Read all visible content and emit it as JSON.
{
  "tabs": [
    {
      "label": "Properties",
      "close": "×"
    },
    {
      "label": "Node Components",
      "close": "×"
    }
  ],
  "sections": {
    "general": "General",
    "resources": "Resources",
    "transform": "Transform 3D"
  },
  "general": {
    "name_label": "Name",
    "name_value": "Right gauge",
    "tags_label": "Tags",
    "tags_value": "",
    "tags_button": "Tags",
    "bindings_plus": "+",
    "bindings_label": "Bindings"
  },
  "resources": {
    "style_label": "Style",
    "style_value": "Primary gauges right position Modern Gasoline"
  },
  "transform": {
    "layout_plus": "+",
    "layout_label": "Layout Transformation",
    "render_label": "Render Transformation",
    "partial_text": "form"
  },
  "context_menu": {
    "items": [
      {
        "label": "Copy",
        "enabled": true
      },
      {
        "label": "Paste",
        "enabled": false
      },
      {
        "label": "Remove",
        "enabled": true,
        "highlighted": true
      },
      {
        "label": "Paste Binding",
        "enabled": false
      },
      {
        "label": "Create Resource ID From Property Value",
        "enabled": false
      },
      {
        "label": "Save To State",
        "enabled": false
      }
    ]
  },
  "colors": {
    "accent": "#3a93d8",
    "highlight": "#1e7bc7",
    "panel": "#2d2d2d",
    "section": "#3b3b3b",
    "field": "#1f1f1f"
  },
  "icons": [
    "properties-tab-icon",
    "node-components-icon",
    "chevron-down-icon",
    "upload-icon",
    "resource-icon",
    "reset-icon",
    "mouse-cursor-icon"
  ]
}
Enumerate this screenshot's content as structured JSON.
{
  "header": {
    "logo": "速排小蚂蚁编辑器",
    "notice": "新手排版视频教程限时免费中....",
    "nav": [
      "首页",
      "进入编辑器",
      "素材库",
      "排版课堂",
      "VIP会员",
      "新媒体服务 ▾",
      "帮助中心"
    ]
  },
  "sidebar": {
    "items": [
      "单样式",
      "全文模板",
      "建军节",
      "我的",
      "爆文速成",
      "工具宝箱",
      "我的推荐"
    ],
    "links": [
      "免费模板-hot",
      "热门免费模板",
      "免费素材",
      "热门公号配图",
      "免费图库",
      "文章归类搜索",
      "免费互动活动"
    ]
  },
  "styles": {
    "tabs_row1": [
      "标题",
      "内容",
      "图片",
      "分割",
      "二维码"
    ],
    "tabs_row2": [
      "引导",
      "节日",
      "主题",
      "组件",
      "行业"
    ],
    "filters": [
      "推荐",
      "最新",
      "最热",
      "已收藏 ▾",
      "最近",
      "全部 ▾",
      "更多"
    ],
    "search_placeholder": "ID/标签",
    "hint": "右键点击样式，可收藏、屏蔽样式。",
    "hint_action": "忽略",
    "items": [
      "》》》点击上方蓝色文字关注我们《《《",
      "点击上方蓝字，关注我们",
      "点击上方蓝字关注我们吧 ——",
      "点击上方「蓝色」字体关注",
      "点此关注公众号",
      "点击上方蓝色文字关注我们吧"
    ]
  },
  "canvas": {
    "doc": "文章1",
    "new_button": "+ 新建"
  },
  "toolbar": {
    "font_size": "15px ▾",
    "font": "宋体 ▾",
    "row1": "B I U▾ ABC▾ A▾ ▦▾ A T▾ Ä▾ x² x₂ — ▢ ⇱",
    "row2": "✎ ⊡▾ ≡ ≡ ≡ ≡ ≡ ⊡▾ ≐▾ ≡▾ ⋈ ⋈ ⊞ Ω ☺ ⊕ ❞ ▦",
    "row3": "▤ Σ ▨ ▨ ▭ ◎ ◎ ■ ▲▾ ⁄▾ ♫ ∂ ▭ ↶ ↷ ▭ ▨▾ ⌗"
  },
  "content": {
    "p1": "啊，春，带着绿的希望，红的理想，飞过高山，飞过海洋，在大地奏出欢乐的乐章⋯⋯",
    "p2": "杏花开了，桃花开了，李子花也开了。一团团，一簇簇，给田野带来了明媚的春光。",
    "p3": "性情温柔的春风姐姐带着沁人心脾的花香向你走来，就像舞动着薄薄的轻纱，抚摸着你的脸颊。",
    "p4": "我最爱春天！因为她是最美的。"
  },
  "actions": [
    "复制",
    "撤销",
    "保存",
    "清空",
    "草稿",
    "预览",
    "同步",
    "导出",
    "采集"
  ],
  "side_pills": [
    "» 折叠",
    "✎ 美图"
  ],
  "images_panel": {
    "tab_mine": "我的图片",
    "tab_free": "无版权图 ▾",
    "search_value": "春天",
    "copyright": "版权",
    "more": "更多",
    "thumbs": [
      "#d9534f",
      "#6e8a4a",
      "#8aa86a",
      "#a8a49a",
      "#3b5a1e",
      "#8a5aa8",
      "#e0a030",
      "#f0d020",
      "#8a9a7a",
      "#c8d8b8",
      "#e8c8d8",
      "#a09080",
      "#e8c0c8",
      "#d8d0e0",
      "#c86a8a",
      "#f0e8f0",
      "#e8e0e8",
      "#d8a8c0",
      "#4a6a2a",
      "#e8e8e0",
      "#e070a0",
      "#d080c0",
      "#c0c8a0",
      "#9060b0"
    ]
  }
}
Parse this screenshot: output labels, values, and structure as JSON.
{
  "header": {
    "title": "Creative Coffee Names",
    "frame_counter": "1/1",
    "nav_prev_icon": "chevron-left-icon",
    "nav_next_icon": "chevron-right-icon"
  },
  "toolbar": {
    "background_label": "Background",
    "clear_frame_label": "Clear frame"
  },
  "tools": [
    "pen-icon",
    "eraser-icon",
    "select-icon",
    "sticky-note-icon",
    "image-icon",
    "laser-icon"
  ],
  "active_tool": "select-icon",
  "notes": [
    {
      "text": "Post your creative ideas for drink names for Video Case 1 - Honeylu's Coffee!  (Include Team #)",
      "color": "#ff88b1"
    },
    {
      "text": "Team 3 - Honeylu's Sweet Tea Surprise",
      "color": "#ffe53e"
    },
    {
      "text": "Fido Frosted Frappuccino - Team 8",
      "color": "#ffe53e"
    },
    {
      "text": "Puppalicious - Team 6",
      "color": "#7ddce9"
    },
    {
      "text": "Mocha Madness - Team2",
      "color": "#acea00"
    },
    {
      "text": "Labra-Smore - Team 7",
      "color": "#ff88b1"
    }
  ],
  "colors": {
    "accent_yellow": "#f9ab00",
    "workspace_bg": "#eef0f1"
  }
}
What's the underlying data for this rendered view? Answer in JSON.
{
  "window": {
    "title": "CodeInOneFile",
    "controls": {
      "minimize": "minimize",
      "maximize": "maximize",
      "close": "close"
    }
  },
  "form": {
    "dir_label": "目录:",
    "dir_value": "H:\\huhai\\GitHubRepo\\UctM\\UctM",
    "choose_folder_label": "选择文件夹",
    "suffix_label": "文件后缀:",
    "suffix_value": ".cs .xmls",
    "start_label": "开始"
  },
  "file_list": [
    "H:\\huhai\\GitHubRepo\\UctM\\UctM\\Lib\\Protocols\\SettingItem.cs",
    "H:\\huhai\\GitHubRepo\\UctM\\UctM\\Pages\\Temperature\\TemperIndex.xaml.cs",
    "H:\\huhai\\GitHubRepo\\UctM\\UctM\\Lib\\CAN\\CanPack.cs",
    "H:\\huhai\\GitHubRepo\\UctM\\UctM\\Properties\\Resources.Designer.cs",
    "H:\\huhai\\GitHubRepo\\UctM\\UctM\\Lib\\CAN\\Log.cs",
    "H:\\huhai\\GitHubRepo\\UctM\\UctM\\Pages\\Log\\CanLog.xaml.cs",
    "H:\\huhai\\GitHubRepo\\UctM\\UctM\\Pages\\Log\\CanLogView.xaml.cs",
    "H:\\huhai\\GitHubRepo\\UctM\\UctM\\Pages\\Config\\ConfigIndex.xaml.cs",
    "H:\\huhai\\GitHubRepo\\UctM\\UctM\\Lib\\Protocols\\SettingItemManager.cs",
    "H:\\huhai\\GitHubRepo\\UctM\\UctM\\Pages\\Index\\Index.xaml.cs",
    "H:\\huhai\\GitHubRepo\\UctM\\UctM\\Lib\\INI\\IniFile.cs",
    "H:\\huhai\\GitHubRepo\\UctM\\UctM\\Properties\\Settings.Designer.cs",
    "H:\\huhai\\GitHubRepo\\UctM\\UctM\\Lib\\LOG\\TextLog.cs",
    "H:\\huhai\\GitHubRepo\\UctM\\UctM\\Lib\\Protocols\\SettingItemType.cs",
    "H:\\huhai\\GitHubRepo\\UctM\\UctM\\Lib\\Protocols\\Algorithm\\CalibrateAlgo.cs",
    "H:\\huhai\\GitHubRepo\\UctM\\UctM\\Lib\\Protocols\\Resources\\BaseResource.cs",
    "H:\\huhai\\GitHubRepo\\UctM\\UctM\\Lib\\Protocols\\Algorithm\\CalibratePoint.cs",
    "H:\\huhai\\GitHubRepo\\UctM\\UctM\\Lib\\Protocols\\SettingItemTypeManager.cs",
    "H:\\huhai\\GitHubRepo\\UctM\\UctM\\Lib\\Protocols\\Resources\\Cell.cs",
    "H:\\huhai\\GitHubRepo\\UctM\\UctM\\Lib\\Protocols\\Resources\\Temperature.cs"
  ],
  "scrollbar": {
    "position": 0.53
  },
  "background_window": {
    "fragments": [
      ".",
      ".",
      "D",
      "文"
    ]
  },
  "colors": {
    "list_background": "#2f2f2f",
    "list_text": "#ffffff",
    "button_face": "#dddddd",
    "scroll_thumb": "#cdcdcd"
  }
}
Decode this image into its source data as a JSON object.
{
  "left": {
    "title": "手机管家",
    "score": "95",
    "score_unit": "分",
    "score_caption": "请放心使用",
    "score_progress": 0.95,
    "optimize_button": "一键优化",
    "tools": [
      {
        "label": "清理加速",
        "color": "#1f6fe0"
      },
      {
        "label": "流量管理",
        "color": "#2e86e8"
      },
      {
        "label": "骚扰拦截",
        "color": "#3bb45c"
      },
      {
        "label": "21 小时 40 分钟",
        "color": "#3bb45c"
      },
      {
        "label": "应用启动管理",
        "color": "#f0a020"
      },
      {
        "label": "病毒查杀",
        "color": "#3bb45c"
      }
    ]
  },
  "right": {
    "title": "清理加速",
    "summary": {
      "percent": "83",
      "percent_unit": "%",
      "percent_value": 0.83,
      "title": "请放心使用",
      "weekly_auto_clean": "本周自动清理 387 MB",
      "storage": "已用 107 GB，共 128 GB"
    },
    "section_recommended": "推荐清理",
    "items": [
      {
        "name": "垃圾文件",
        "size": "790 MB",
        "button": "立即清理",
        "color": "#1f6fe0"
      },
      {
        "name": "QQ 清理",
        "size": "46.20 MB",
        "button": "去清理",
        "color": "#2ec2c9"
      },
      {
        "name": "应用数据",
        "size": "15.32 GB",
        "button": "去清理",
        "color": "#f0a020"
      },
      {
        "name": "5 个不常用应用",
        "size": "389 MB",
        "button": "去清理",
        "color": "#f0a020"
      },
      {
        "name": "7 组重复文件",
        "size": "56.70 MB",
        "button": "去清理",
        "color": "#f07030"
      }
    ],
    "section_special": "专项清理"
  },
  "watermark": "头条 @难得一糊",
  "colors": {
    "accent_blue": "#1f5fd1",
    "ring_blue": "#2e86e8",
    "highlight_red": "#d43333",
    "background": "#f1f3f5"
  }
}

········

The exercise: Pull out every line above that holds the word "left".

Written response:
    "nav_prev_icon": "chevron-left-icon",
  "left": {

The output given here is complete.